• **Challenge**:
Rewrite the listing below so that "edit-doc-pencil-icon" becomes "edit-javadoc-pencil-icon" wherever it occurs, leaving every other line and character unchanged.

┌─ Supplied records

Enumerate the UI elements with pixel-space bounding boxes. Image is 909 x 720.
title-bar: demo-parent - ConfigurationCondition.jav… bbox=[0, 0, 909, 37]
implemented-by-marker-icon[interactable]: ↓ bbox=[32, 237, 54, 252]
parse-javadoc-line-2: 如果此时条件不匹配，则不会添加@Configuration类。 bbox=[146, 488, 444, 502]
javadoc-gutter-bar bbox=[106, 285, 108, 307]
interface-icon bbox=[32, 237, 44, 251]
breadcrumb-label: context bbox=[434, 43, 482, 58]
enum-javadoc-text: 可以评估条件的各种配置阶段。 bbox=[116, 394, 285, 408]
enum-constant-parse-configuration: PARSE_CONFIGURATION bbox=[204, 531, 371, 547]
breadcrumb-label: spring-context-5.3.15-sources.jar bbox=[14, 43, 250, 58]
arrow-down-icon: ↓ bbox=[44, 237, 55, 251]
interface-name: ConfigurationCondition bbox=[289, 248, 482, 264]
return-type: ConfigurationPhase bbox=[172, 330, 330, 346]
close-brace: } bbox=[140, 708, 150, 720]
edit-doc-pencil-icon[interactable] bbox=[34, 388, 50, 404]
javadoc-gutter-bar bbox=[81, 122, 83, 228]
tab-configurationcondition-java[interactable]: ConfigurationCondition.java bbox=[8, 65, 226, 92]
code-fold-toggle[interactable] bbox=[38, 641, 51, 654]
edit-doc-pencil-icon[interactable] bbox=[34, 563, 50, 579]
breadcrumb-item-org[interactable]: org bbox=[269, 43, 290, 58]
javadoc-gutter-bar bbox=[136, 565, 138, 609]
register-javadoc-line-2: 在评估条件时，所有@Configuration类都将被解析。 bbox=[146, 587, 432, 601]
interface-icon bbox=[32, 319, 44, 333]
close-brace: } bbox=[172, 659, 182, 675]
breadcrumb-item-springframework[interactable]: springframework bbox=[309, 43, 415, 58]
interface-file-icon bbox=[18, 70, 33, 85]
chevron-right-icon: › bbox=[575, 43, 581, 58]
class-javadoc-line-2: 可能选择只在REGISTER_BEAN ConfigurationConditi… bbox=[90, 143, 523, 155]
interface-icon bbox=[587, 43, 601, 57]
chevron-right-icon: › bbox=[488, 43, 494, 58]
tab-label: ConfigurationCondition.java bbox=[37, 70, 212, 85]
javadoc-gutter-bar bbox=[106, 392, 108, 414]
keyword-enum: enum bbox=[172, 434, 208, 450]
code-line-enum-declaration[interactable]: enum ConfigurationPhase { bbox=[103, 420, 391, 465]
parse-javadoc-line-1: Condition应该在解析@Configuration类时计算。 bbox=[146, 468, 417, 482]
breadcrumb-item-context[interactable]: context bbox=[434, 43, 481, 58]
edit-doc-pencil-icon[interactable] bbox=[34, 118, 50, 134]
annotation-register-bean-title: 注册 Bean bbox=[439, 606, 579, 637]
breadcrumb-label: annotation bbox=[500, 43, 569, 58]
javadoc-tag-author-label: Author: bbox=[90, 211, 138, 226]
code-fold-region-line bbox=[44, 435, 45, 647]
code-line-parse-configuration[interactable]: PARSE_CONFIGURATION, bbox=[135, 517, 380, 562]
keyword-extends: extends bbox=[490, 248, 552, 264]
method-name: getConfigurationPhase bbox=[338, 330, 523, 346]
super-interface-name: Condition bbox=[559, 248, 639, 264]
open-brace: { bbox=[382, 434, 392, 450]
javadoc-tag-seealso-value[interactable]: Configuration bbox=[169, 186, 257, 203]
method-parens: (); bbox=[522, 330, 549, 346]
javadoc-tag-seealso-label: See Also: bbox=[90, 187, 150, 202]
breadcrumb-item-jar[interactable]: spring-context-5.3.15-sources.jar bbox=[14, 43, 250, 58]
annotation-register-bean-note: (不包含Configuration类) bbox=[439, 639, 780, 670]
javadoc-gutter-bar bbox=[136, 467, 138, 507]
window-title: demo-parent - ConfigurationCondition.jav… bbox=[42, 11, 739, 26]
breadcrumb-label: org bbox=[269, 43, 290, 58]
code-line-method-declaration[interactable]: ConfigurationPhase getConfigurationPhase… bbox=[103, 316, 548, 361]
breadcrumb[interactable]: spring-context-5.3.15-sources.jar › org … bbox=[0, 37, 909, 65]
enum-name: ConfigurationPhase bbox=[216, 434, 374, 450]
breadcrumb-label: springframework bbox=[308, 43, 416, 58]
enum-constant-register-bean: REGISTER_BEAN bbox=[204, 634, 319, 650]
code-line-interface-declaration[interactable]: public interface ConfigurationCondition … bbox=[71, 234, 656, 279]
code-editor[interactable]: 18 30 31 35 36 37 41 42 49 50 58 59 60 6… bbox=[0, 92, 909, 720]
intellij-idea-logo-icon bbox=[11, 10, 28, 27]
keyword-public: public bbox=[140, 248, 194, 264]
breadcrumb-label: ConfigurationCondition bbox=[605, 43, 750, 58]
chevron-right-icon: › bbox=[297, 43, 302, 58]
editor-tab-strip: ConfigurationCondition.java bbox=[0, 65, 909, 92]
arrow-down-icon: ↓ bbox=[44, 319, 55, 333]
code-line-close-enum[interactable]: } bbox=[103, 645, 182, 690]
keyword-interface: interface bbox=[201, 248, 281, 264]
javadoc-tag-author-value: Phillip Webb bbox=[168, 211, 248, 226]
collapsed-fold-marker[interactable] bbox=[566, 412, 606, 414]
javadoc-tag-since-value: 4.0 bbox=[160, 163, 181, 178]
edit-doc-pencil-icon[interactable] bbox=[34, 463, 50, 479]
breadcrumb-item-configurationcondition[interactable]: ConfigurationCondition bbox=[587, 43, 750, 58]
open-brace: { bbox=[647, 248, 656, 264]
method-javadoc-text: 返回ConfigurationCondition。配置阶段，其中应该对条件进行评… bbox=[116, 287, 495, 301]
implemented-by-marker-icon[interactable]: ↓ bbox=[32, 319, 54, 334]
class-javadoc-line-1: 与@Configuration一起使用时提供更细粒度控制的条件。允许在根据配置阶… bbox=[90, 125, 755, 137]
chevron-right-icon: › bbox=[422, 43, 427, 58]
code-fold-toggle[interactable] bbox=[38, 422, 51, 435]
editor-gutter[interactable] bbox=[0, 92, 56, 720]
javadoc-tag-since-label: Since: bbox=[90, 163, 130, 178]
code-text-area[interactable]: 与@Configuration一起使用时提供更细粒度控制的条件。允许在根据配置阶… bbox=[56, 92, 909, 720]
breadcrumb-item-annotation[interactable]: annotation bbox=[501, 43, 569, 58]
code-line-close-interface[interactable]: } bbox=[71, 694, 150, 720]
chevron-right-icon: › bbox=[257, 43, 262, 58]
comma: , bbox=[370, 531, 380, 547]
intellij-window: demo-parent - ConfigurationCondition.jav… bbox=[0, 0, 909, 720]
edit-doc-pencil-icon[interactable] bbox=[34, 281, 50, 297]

└─

• **Finished answer**:
Enumerate the UI elements with pixel-space bounding boxes. Image is 909 x 720.
title-bar: demo-parent - ConfigurationCondition.jav… bbox=[0, 0, 909, 37]
implemented-by-marker-icon[interactable]: ↓ bbox=[32, 237, 54, 252]
parse-javadoc-line-2: 如果此时条件不匹配，则不会添加@Configuration类。 bbox=[146, 488, 444, 502]
javadoc-gutter-bar bbox=[106, 285, 108, 307]
interface-icon bbox=[32, 237, 44, 251]
breadcrumb-label: context bbox=[434, 43, 482, 58]
enum-javadoc-text: 可以评估条件的各种配置阶段。 bbox=[116, 394, 285, 408]
enum-constant-parse-configuration: PARSE_CONFIGURATION bbox=[204, 531, 371, 547]
breadcrumb-label: spring-context-5.3.15-sources.jar bbox=[14, 43, 250, 58]
arrow-down-icon: ↓ bbox=[44, 237, 55, 251]
interface-name: ConfigurationCondition bbox=[289, 248, 482, 264]
return-type: ConfigurationPhase bbox=[172, 330, 330, 346]
close-brace: } bbox=[140, 708, 150, 720]
edit-javadoc-pencil-icon[interactable] bbox=[34, 388, 50, 404]
javadoc-gutter-bar bbox=[81, 122, 83, 228]
tab-configurationcondition-java[interactable]: ConfigurationCondition.java bbox=[8, 65, 226, 92]
code-fold-toggle[interactable] bbox=[38, 641, 51, 654]
edit-javadoc-pencil-icon[interactable] bbox=[34, 563, 50, 579]
breadcrumb-item-org[interactable]: org bbox=[269, 43, 290, 58]
javadoc-gutter-bar bbox=[136, 565, 138, 609]
register-javadoc-line-2: 在评估条件时，所有@Configuration类都将被解析。 bbox=[146, 587, 432, 601]
interface-icon bbox=[32, 319, 44, 333]
close-brace: } bbox=[172, 659, 182, 675]
breadcrumb-item-springframework[interactable]: springframework bbox=[309, 43, 415, 58]
interface-file-icon bbox=[18, 70, 33, 85]
chevron-right-icon: › bbox=[575, 43, 581, 58]
class-javadoc-line-2: 可能选择只在REGISTER_BEAN ConfigurationConditi… bbox=[90, 143, 523, 155]
interface-icon bbox=[587, 43, 601, 57]
chevron-right-icon: › bbox=[488, 43, 494, 58]
tab-label: ConfigurationCondition.java bbox=[37, 70, 212, 85]
javadoc-gutter-bar bbox=[106, 392, 108, 414]
keyword-enum: enum bbox=[172, 434, 208, 450]
code-line-enum-declaration[interactable]: enum ConfigurationPhase { bbox=[103, 420, 391, 465]
parse-javadoc-line-1: Condition应该在解析@Configuration类时计算。 bbox=[146, 468, 417, 482]
breadcrumb-item-context[interactable]: context bbox=[434, 43, 481, 58]
edit-javadoc-pencil-icon[interactable] bbox=[34, 118, 50, 134]
annotation-register-bean-title: 注册 Bean bbox=[439, 606, 579, 637]
breadcrumb-label: annotation bbox=[500, 43, 569, 58]
javadoc-tag-author-label: Author: bbox=[90, 211, 138, 226]
code-fold-region-line bbox=[44, 435, 45, 647]
code-line-parse-configuration[interactable]: PARSE_CONFIGURATION, bbox=[135, 517, 380, 562]
keyword-extends: extends bbox=[490, 248, 552, 264]
method-name: getConfigurationPhase bbox=[338, 330, 523, 346]
super-interface-name: Condition bbox=[559, 248, 639, 264]
open-brace: { bbox=[382, 434, 392, 450]
javadoc-tag-seealso-value[interactable]: Configuration bbox=[169, 186, 257, 203]
method-parens: (); bbox=[522, 330, 549, 346]
javadoc-tag-seealso-label: See Also: bbox=[90, 187, 150, 202]
breadcrumb-item-jar[interactable]: spring-context-5.3.15-sources.jar bbox=[14, 43, 250, 58]
annotation-register-bean-note: (不包含Configuration类) bbox=[439, 639, 780, 670]
javadoc-gutter-bar bbox=[136, 467, 138, 507]
window-title: demo-parent - ConfigurationCondition.jav… bbox=[42, 11, 739, 26]
breadcrumb-label: org bbox=[269, 43, 290, 58]
code-line-method-declaration[interactable]: ConfigurationPhase getConfigurationPhase… bbox=[103, 316, 548, 361]
breadcrumb[interactable]: spring-context-5.3.15-sources.jar › org … bbox=[0, 37, 909, 65]
enum-name: ConfigurationPhase bbox=[216, 434, 374, 450]
breadcrumb-label: springframework bbox=[308, 43, 416, 58]
enum-constant-register-bean: REGISTER_BEAN bbox=[204, 634, 319, 650]
code-line-interface-declaration[interactable]: public interface ConfigurationCondition … bbox=[71, 234, 656, 279]
code-editor[interactable]: 18 30 31 35 36 37 41 42 49 50 58 59 60 6… bbox=[0, 92, 909, 720]
intellij-idea-logo-icon bbox=[11, 10, 28, 27]
keyword-public: public bbox=[140, 248, 194, 264]
breadcrumb-label: ConfigurationCondition bbox=[605, 43, 750, 58]
chevron-right-icon: › bbox=[297, 43, 302, 58]
editor-tab-strip: ConfigurationCondition.java bbox=[0, 65, 909, 92]
arrow-down-icon: ↓ bbox=[44, 319, 55, 333]
code-line-close-enum[interactable]: } bbox=[103, 645, 182, 690]
keyword-interface: interface bbox=[201, 248, 281, 264]
javadoc-tag-author-value: Phillip Webb bbox=[168, 211, 248, 226]
collapsed-fold-marker[interactable] bbox=[566, 412, 606, 414]
javadoc-tag-since-value: 4.0 bbox=[160, 163, 181, 178]
edit-javadoc-pencil-icon[interactable] bbox=[34, 463, 50, 479]
breadcrumb-item-configurationcondition[interactable]: ConfigurationCondition bbox=[587, 43, 750, 58]
open-brace: { bbox=[647, 248, 656, 264]
method-javadoc-text: 返回ConfigurationCondition。配置阶段，其中应该对条件进行评… bbox=[116, 287, 495, 301]
implemented-by-marker-icon[interactable]: ↓ bbox=[32, 319, 54, 334]
class-javadoc-line-1: 与@Configuration一起使用时提供更细粒度控制的条件。允许在根据配置阶… bbox=[90, 125, 755, 137]
chevron-right-icon: › bbox=[422, 43, 427, 58]
code-fold-toggle[interactable] bbox=[38, 422, 51, 435]
editor-gutter[interactable] bbox=[0, 92, 56, 720]
javadoc-tag-since-label: Since: bbox=[90, 163, 130, 178]
code-text-area[interactable]: 与@Configuration一起使用时提供更细粒度控制的条件。允许在根据配置阶… bbox=[56, 92, 909, 720]
breadcrumb-item-annotation[interactable]: annotation bbox=[501, 43, 569, 58]
code-line-close-interface[interactable]: } bbox=[71, 694, 150, 720]
chevron-right-icon: › bbox=[257, 43, 262, 58]
comma: , bbox=[370, 531, 380, 547]
intellij-window: demo-parent - ConfigurationCondition.jav… bbox=[0, 0, 909, 720]
edit-javadoc-pencil-icon[interactable] bbox=[34, 281, 50, 297]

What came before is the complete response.